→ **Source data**
════════════════

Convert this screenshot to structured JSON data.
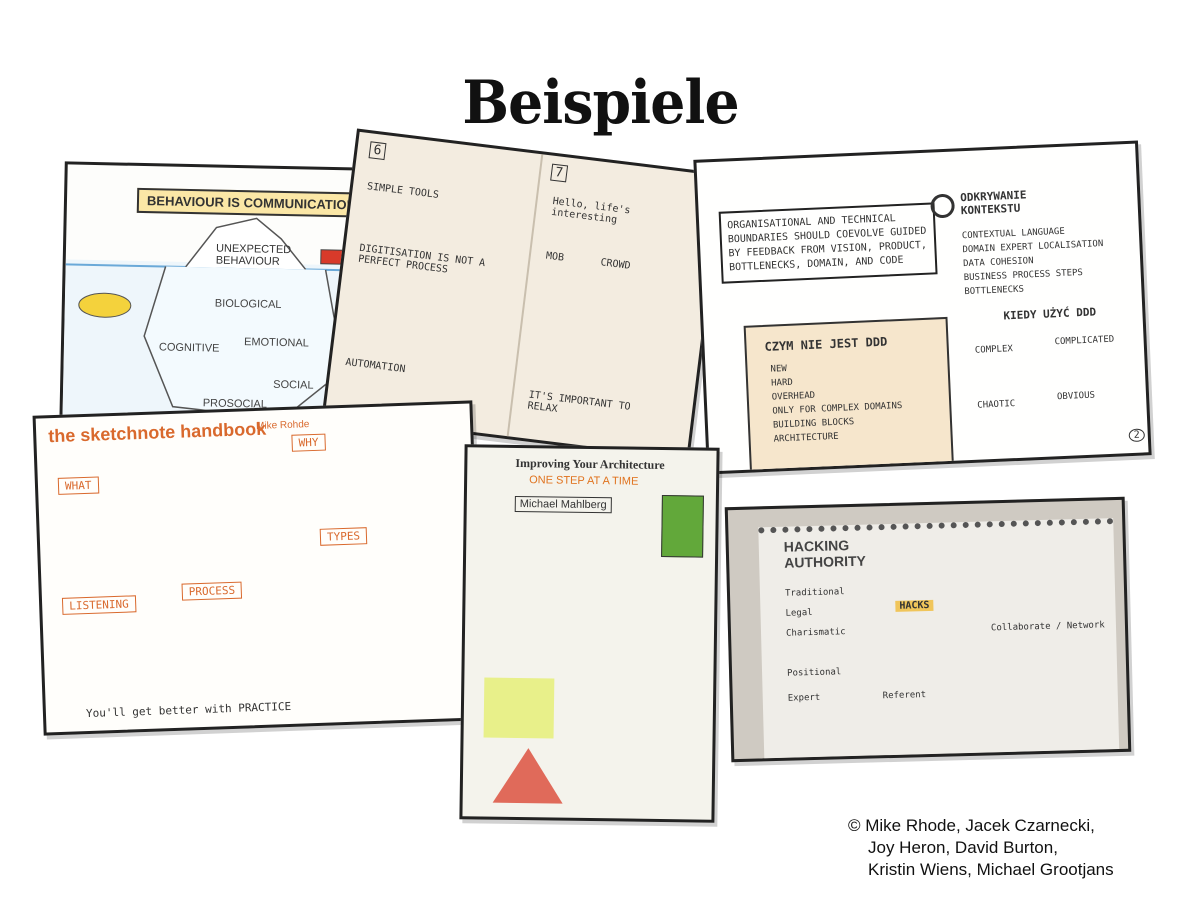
{
  "slide": {
    "title": "Beispiele",
    "credits": [
      "© Mike Rhode, Jacek Czarnecki,",
      "Joy Heron, David Burton,",
      "Kristin Wiens, Michael Grootjans"
    ]
  },
  "sketches": {
    "behaviour": {
      "banner": "BEHAVIOUR IS COMMUNICATION",
      "top": "UNEXPECTED BEHAVIOUR",
      "labels": [
        "BIOLOGICAL",
        "COGNITIVE",
        "EMOTIONAL",
        "SOCIAL",
        "PROSOCIAL"
      ]
    },
    "notebook": {
      "left_header": "6",
      "right_header": "7",
      "left_items": [
        "SIMPLE TOOLS",
        "DIGITISATION IS NOT A PERFECT PROCESS",
        "AUTOMATION"
      ],
      "right_items": [
        "Hello, life's interesting",
        "MOB",
        "CROWD",
        "IT'S IMPORTANT TO RELAX"
      ]
    },
    "ddd": {
      "quote": "ORGANISATIONAL AND TECHNICAL BOUNDARIES SHOULD COEVOLVE GUIDED BY FEEDBACK FROM VISION, PRODUCT, BOTTLENECKS, DOMAIN, AND CODE",
      "context_title": "ODKRYWANIE KONTEKSTU",
      "context_items": [
        "CONTEXTUAL LANGUAGE",
        "DOMAIN EXPERT LOCALISATION",
        "DATA COHESION",
        "BUSINESS PROCESS STEPS",
        "BOTTLENECKS"
      ],
      "notdd_title": "CZYM NIE JEST DDD",
      "notdd_items": [
        "NEW",
        "HARD",
        "OVERHEAD",
        "ONLY FOR COMPLEX DOMAINS",
        "BUILDING BLOCKS",
        "ARCHITECTURE"
      ],
      "when_title": "KIEDY UŻYĆ DDD",
      "quadrants": [
        "COMPLEX",
        "COMPLICATED",
        "CHAOTIC",
        "OBVIOUS"
      ],
      "page": "2"
    },
    "handbook": {
      "title": "the sketchnote handbook",
      "author": "Mike Rohde",
      "sections": [
        "WHAT",
        "WHY",
        "LISTENING",
        "PROCESS",
        "TYPES"
      ],
      "footer": "You'll get better with PRACTICE"
    },
    "architecture": {
      "title": "Improving Your Architecture",
      "subtitle": "ONE STEP AT A TIME",
      "speaker": "Michael Mahlberg"
    },
    "hacking": {
      "title": "HACKING AUTHORITY",
      "items": [
        "Traditional",
        "Legal",
        "Charismatic",
        "Positional",
        "Expert",
        "Referent",
        "HACKS",
        "Collaborate / Network"
      ]
    }
  }
}
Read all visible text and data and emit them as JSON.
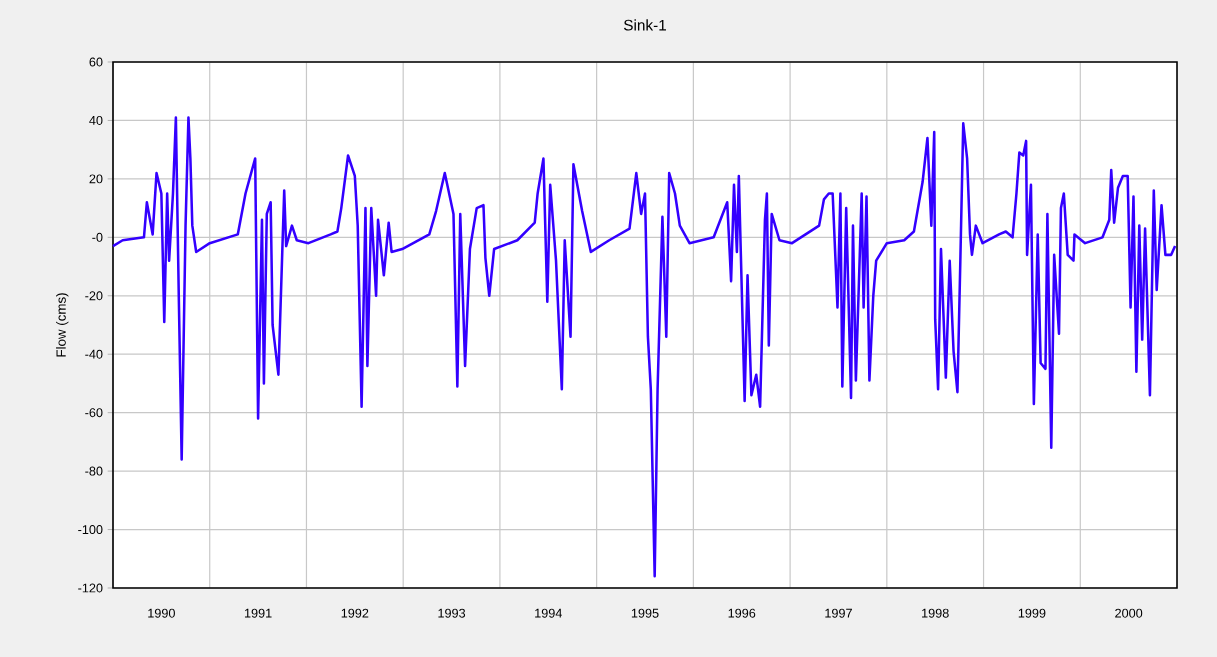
{
  "chart_data": {
    "type": "line",
    "title": "Sink-1",
    "ylabel": "Flow (cms)",
    "color": "#3300ff",
    "x": [
      1990.0,
      1990.1,
      1990.32,
      1990.35,
      1990.41,
      1990.45,
      1990.5,
      1990.53,
      1990.56,
      1990.58,
      1990.62,
      1990.65,
      1990.68,
      1990.71,
      1990.75,
      1990.78,
      1990.8,
      1990.82,
      1990.86,
      1991.0,
      1991.29,
      1991.37,
      1991.47,
      1991.5,
      1991.54,
      1991.56,
      1991.59,
      1991.63,
      1991.65,
      1991.71,
      1991.77,
      1991.79,
      1991.85,
      1991.9,
      1992.02,
      1992.25,
      1992.32,
      1992.36,
      1992.43,
      1992.5,
      1992.53,
      1992.57,
      1992.61,
      1992.63,
      1992.67,
      1992.72,
      1992.74,
      1992.8,
      1992.85,
      1992.88,
      1992.99,
      1993.27,
      1993.34,
      1993.43,
      1993.52,
      1993.56,
      1993.59,
      1993.64,
      1993.69,
      1993.76,
      1993.83,
      1993.85,
      1993.89,
      1993.94,
      1994.18,
      1994.36,
      1994.39,
      1994.45,
      1994.49,
      1994.52,
      1994.58,
      1994.64,
      1994.67,
      1994.73,
      1994.76,
      1994.85,
      1994.94,
      1995.13,
      1995.34,
      1995.41,
      1995.46,
      1995.5,
      1995.53,
      1995.56,
      1995.6,
      1995.63,
      1995.68,
      1995.72,
      1995.75,
      1995.81,
      1995.86,
      1995.96,
      1996.21,
      1996.35,
      1996.39,
      1996.42,
      1996.45,
      1996.47,
      1996.53,
      1996.56,
      1996.6,
      1996.65,
      1996.69,
      1996.74,
      1996.76,
      1996.78,
      1996.81,
      1996.89,
      1997.02,
      1997.3,
      1997.35,
      1997.4,
      1997.44,
      1997.49,
      1997.52,
      1997.54,
      1997.58,
      1997.63,
      1997.65,
      1997.68,
      1997.74,
      1997.76,
      1997.79,
      1997.82,
      1997.86,
      1997.89,
      1998.0,
      1998.18,
      1998.28,
      1998.37,
      1998.42,
      1998.46,
      1998.49,
      1998.5,
      1998.53,
      1998.56,
      1998.61,
      1998.65,
      1998.69,
      1998.73,
      1998.76,
      1998.79,
      1998.83,
      1998.86,
      1998.88,
      1998.92,
      1998.99,
      1999.16,
      1999.23,
      1999.3,
      1999.34,
      1999.37,
      1999.41,
      1999.44,
      1999.45,
      1999.49,
      1999.52,
      1999.56,
      1999.59,
      1999.64,
      1999.66,
      1999.7,
      1999.73,
      1999.78,
      1999.8,
      1999.83,
      1999.87,
      1999.93,
      1999.94,
      2000.05,
      2000.23,
      2000.3,
      2000.32,
      2000.35,
      2000.39,
      2000.44,
      2000.49,
      2000.52,
      2000.55,
      2000.58,
      2000.61,
      2000.64,
      2000.67,
      2000.72,
      2000.76,
      2000.79,
      2000.84,
      2000.88,
      2000.94,
      2000.98
    ],
    "values": [
      -3,
      -1,
      0,
      12,
      1,
      22,
      15,
      -29,
      15,
      -8,
      15,
      41,
      -20,
      -76,
      4,
      41,
      27,
      4,
      -5,
      -2,
      1,
      15,
      27,
      -62,
      6,
      -50,
      8,
      12,
      -30,
      -47,
      16,
      -3,
      4,
      -1,
      -2,
      1,
      2,
      10,
      28,
      21,
      4,
      -58,
      10,
      -44,
      10,
      -20,
      6,
      -13,
      5,
      -5,
      -4,
      1,
      9,
      22,
      8,
      -51,
      8,
      -44,
      -4,
      10,
      11,
      -7,
      -20,
      -4,
      -1,
      5,
      15,
      27,
      -22,
      18,
      -8,
      -52,
      -1,
      -34,
      25,
      9,
      -5,
      -1,
      3,
      22,
      8,
      15,
      -34,
      -52,
      -116,
      -52,
      7,
      -34,
      22,
      15,
      4,
      -2,
      0,
      12,
      -15,
      18,
      -5,
      21,
      -56,
      -13,
      -54,
      -47,
      -58,
      6,
      15,
      -37,
      8,
      -1,
      -2,
      4,
      13,
      15,
      15,
      -24,
      15,
      -51,
      10,
      -55,
      4,
      -49,
      15,
      -24,
      14,
      -49,
      -20,
      -8,
      -2,
      -1,
      2,
      19,
      34,
      4,
      36,
      -28,
      -52,
      -4,
      -48,
      -8,
      -39,
      -53,
      -8,
      39,
      27,
      1,
      -6,
      4,
      -2,
      1,
      2,
      0,
      15,
      29,
      28,
      33,
      -6,
      18,
      -57,
      1,
      -43,
      -45,
      8,
      -72,
      -6,
      -33,
      10,
      15,
      -6,
      -8,
      1,
      -2,
      0,
      6,
      23,
      5,
      17,
      21,
      21,
      -24,
      14,
      -46,
      4,
      -35,
      3,
      -54,
      16,
      -18,
      11,
      -6,
      -6,
      -3
    ],
    "xlim": [
      1990,
      2001
    ],
    "xticks": [
      {
        "value": 1990,
        "label": null
      },
      {
        "value": 1991,
        "label": null
      },
      {
        "value": 1992,
        "label": null
      },
      {
        "value": 1993,
        "label": null
      },
      {
        "value": 1994,
        "label": null
      },
      {
        "value": 1995,
        "label": null
      },
      {
        "value": 1996,
        "label": null
      },
      {
        "value": 1997,
        "label": null
      },
      {
        "value": 1998,
        "label": null
      },
      {
        "value": 1999,
        "label": null
      },
      {
        "value": 2000,
        "label": null
      },
      {
        "value": 1990.5,
        "label": "1990"
      },
      {
        "value": 1991.5,
        "label": "1991"
      },
      {
        "value": 1992.5,
        "label": "1992"
      },
      {
        "value": 1993.5,
        "label": "1993"
      },
      {
        "value": 1994.5,
        "label": "1994"
      },
      {
        "value": 1995.5,
        "label": "1995"
      },
      {
        "value": 1996.5,
        "label": "1996"
      },
      {
        "value": 1997.5,
        "label": "1997"
      },
      {
        "value": 1998.5,
        "label": "1998"
      },
      {
        "value": 1999.5,
        "label": "1999"
      },
      {
        "value": 2000.5,
        "label": "2000"
      }
    ],
    "ylim": [
      -120,
      60
    ],
    "yticks": [
      60,
      40,
      20,
      {
        "value": 0,
        "label": "-0"
      },
      -20,
      -40,
      -60,
      -80,
      -100,
      -120
    ],
    "grid": true
  }
}
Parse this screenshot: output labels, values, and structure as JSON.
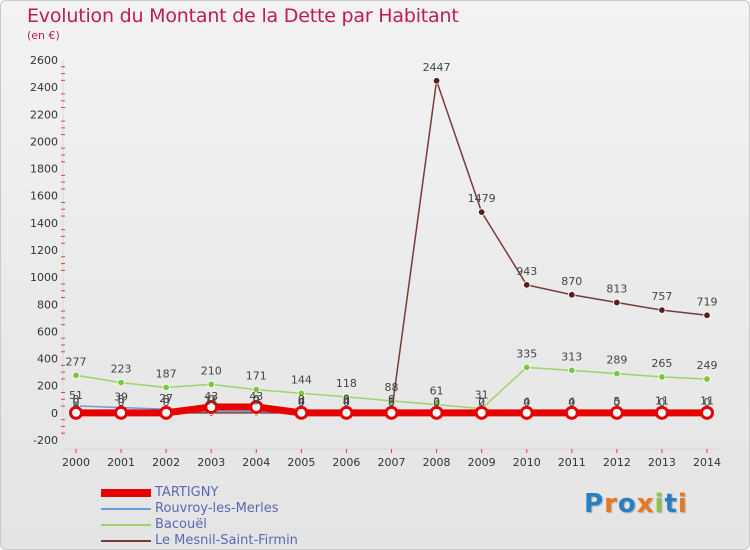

════════════════

→ **THE TASK**
Copy out each line that contains the word "JSON".

→ **RESPONSE**
Convert this screenshot to structured JSON data.
Read all visible text and data and emit them as JSON.
Parse this screenshot: output labels, values, and structure as JSON.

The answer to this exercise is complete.